— Begin —
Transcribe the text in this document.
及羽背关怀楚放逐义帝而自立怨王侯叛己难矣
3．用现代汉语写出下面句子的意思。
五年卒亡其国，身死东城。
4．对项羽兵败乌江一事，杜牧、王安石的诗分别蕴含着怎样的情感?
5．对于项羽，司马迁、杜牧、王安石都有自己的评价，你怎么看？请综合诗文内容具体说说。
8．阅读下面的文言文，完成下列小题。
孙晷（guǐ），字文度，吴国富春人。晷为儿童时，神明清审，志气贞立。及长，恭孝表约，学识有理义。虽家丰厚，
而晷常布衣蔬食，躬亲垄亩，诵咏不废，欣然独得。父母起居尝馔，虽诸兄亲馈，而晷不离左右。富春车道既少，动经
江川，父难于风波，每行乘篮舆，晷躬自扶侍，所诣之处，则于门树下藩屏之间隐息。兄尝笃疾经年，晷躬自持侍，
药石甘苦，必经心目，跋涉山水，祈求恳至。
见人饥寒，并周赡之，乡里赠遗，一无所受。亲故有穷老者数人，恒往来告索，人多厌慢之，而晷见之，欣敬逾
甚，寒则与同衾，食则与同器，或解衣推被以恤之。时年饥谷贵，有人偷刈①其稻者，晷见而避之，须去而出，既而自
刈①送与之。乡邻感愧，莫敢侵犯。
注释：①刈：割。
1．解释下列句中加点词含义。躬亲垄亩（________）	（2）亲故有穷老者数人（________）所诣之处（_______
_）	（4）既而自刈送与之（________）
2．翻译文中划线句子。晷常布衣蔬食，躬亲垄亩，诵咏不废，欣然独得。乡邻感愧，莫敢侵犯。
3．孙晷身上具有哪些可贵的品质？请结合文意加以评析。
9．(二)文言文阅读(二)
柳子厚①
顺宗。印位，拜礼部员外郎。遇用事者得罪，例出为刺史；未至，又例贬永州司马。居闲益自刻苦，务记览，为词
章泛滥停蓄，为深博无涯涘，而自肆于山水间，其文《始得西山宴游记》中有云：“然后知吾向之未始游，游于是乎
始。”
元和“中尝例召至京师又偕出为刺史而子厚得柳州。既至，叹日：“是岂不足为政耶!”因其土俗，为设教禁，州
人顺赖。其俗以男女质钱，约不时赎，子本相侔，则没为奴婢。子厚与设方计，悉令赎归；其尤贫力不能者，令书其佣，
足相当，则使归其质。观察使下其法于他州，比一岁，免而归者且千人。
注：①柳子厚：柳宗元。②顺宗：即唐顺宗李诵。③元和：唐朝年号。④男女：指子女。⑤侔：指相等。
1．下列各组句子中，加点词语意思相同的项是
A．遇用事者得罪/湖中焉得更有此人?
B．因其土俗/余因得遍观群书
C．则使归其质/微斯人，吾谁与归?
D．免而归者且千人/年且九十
— End —
■ OBJECTIVE:
The records above should be returned exactly.

■ FINAL RESULT:
Transcribe the text in this document.
及羽背关怀楚放逐义帝而自立怨王侯叛己难矣
3．用现代汉语写出下面句子的意思。
五年卒亡其国，身死东城。
4．对项羽兵败乌江一事，杜牧、王安石的诗分别蕴含着怎样的情感?
5．对于项羽，司马迁、杜牧、王安石都有自己的评价，你怎么看？请综合诗文内容具体说说。
8．阅读下面的文言文，完成下列小题。
孙晷（guǐ），字文度，吴国富春人。晷为儿童时，神明清审，志气贞立。及长，恭孝表约，学识有理义。虽家丰厚，
而晷常布衣蔬食，躬亲垄亩，诵咏不废，欣然独得。父母起居尝馔，虽诸兄亲馈，而晷不离左右。富春车道既少，动经
江川，父难于风波，每行乘篮舆，晷躬自扶侍，所诣之处，则于门树下藩屏之间隐息。兄尝笃疾经年，晷躬自持侍，
药石甘苦，必经心目，跋涉山水，祈求恳至。
见人饥寒，并周赡之，乡里赠遗，一无所受。亲故有穷老者数人，恒往来告索，人多厌慢之，而晷见之，欣敬逾
甚，寒则与同衾，食则与同器，或解衣推被以恤之。时年饥谷贵，有人偷刈①其稻者，晷见而避之，须去而出，既而自
刈①送与之。乡邻感愧，莫敢侵犯。
注释：①刈：割。
1．解释下列句中加点词含义。躬亲垄亩（________）	（2）亲故有穷老者数人（________）所诣之处（_______
_）	（4）既而自刈送与之（________）
2．翻译文中划线句子。晷常布衣蔬食，躬亲垄亩，诵咏不废，欣然独得。乡邻感愧，莫敢侵犯。
3．孙晷身上具有哪些可贵的品质？请结合文意加以评析。
9．(二)文言文阅读(二)
柳子厚①
顺宗。印位，拜礼部员外郎。遇用事者得罪，例出为刺史；未至，又例贬永州司马。居闲益自刻苦，务记览，为词
章泛滥停蓄，为深博无涯涘，而自肆于山水间，其文《始得西山宴游记》中有云：“然后知吾向之未始游，游于是乎
始。”
元和“中尝例召至京师又偕出为刺史而子厚得柳州。既至，叹日：“是岂不足为政耶!”因其土俗，为设教禁，州
人顺赖。其俗以男女质钱，约不时赎，子本相侔，则没为奴婢。子厚与设方计，悉令赎归；其尤贫力不能者，令书其佣，
足相当，则使归其质。观察使下其法于他州，比一岁，免而归者且千人。
注：①柳子厚：柳宗元。②顺宗：即唐顺宗李诵。③元和：唐朝年号。④男女：指子女。⑤侔：指相等。
1．下列各组句子中，加点词语意思相同的项是
A．遇用事者得罪/湖中焉得更有此人?
B．因其土俗/余因得遍观群书
C．则使归其质/微斯人，吾谁与归?
D．免而归者且千人/年且九十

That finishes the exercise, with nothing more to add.